▶ **REQUEST**:
The entries below should be transcribed in their entirety, exactly as written.

▶ **DATASET ENTRIES**:
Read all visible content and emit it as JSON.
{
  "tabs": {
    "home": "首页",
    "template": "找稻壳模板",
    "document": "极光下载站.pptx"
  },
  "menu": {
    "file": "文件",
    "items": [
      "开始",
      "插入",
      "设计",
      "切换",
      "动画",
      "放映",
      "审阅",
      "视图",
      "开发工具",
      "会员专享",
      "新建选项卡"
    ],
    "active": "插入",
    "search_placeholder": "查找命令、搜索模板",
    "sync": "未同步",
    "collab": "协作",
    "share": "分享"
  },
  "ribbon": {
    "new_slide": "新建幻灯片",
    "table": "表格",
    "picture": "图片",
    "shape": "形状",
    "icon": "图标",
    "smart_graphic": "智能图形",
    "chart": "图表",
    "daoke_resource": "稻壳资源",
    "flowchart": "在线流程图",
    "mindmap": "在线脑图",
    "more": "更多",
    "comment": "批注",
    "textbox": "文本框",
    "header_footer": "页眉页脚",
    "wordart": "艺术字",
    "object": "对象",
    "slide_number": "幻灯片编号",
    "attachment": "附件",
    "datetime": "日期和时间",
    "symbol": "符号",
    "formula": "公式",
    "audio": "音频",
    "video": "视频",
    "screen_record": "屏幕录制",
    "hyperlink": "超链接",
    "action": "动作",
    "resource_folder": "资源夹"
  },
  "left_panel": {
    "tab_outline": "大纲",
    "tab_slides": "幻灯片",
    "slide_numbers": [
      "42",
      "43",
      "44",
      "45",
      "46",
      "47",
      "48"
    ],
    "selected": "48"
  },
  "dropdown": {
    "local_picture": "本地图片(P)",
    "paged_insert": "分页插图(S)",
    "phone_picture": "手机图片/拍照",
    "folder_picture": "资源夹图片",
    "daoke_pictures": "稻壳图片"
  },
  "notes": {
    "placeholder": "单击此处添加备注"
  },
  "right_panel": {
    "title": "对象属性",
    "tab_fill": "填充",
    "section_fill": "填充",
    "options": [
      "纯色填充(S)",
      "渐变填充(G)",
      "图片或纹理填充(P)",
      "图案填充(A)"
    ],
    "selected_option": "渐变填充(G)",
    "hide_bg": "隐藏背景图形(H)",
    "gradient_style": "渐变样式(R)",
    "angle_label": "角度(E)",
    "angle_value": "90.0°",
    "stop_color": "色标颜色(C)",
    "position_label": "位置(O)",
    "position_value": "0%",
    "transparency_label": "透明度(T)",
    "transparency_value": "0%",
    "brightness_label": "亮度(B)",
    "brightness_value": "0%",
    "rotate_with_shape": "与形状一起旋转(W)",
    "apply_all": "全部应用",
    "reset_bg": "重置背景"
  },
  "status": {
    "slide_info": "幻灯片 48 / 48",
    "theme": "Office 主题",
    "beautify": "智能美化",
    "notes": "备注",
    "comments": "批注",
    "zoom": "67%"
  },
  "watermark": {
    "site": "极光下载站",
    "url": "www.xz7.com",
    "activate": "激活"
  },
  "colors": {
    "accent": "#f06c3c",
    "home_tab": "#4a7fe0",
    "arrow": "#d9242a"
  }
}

▶ **EXPECTED ANSWER**:
Read all visible content and emit it as JSON.
{
  "tabs": {
    "home": "首页",
    "template": "找稻壳模板",
    "document": "极光下载站.pptx"
  },
  "menu": {
    "file": "文件",
    "items": [
      "开始",
      "插入",
      "设计",
      "切换",
      "动画",
      "放映",
      "审阅",
      "视图",
      "开发工具",
      "会员专享",
      "新建选项卡"
    ],
    "active": "插入",
    "search_placeholder": "查找命令、搜索模板",
    "sync": "未同步",
    "collab": "协作",
    "share": "分享"
  },
  "ribbon": {
    "new_slide": "新建幻灯片",
    "table": "表格",
    "picture": "图片",
    "shape": "形状",
    "icon": "图标",
    "smart_graphic": "智能图形",
    "chart": "图表",
    "daoke_resource": "稻壳资源",
    "flowchart": "在线流程图",
    "mindmap": "在线脑图",
    "more": "更多",
    "comment": "批注",
    "textbox": "文本框",
    "header_footer": "页眉页脚",
    "wordart": "艺术字",
    "object": "对象",
    "slide_number": "幻灯片编号",
    "attachment": "附件",
    "datetime": "日期和时间",
    "symbol": "符号",
    "formula": "公式",
    "audio": "音频",
    "video": "视频",
    "screen_record": "屏幕录制",
    "hyperlink": "超链接",
    "action": "动作",
    "resource_folder": "资源夹"
  },
  "left_panel": {
    "tab_outline": "大纲",
    "tab_slides": "幻灯片",
    "slide_numbers": [
      "42",
      "43",
      "44",
      "45",
      "46",
      "47",
      "48"
    ],
    "selected": "48"
  },
  "dropdown": {
    "local_picture": "本地图片(P)",
    "paged_insert": "分页插图(S)",
    "phone_picture": "手机图片/拍照",
    "folder_picture": "资源夹图片",
    "daoke_pictures": "稻壳图片"
  },
  "notes": {
    "placeholder": "单击此处添加备注"
  },
  "right_panel": {
    "title": "对象属性",
    "tab_fill": "填充",
    "section_fill": "填充",
    "options": [
      "纯色填充(S)",
      "渐变填充(G)",
      "图片或纹理填充(P)",
      "图案填充(A)"
    ],
    "selected_option": "渐变填充(G)",
    "hide_bg": "隐藏背景图形(H)",
    "gradient_style": "渐变样式(R)",
    "angle_label": "角度(E)",
    "angle_value": "90.0°",
    "stop_color": "色标颜色(C)",
    "position_label": "位置(O)",
    "position_value": "0%",
    "transparency_label": "透明度(T)",
    "transparency_value": "0%",
    "brightness_label": "亮度(B)",
    "brightness_value": "0%",
    "rotate_with_shape": "与形状一起旋转(W)",
    "apply_all": "全部应用",
    "reset_bg": "重置背景"
  },
  "status": {
    "slide_info": "幻灯片 48 / 48",
    "theme": "Office 主题",
    "beautify": "智能美化",
    "notes": "备注",
    "comments": "批注",
    "zoom": "67%"
  },
  "watermark": {
    "site": "极光下载站",
    "url": "www.xz7.com",
    "activate": "激活"
  },
  "colors": {
    "accent": "#f06c3c",
    "home_tab": "#4a7fe0",
    "arrow": "#d9242a"
  }
}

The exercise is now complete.